## START Excerpted records

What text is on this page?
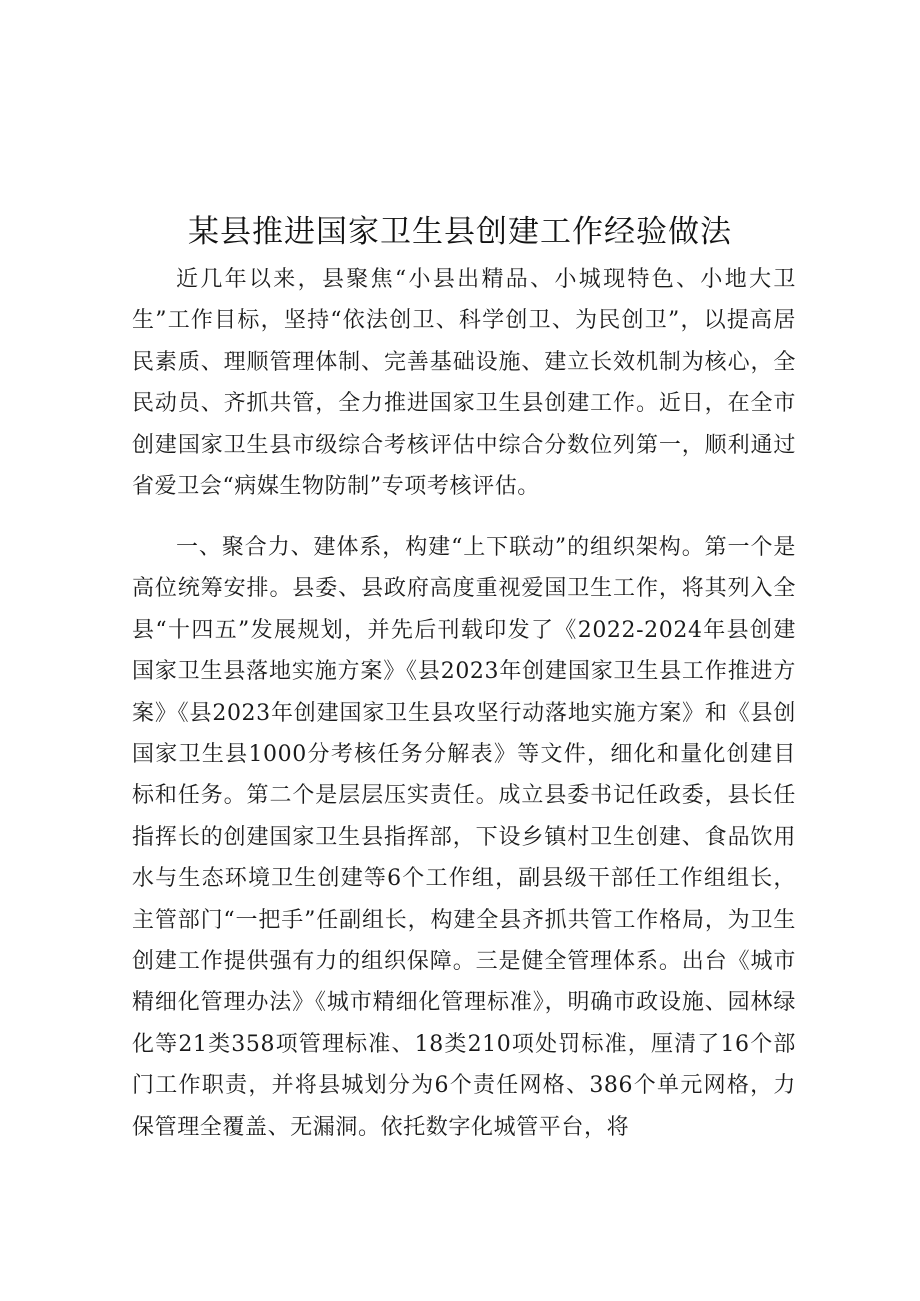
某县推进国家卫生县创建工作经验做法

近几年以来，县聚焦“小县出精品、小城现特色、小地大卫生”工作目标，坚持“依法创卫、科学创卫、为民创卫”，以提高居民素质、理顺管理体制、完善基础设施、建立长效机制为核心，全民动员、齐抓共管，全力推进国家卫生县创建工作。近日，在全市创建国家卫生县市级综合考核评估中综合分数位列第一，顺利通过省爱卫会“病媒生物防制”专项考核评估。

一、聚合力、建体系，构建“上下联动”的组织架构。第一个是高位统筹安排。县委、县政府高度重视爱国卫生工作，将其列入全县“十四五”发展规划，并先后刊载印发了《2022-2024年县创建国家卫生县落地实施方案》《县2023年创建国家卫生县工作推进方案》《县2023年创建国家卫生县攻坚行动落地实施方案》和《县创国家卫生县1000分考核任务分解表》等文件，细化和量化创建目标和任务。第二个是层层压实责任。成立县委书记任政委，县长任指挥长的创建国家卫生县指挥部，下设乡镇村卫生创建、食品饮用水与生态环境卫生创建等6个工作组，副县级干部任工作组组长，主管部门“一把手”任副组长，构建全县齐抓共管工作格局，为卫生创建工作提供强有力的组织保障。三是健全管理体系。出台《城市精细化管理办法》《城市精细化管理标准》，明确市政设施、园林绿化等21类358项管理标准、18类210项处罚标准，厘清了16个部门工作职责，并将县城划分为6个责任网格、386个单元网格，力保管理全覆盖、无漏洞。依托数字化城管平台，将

## END Excerpted records
## START Excerpted records

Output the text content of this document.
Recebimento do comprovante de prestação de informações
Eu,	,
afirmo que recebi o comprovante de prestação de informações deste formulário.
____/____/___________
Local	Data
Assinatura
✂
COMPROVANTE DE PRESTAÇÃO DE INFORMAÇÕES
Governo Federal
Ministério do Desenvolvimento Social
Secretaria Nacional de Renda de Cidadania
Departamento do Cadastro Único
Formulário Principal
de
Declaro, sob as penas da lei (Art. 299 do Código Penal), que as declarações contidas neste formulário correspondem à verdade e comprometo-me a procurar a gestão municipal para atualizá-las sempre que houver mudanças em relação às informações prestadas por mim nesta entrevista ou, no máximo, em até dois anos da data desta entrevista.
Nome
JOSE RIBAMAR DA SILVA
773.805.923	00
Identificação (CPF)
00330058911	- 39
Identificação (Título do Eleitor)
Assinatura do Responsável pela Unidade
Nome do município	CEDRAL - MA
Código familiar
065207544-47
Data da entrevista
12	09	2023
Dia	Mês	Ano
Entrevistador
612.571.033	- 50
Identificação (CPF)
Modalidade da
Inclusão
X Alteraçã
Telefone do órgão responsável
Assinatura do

## END Excerpted records

State, as a bare number, how many lines of the listing hold the word "Código".

▶ [Task solution]
2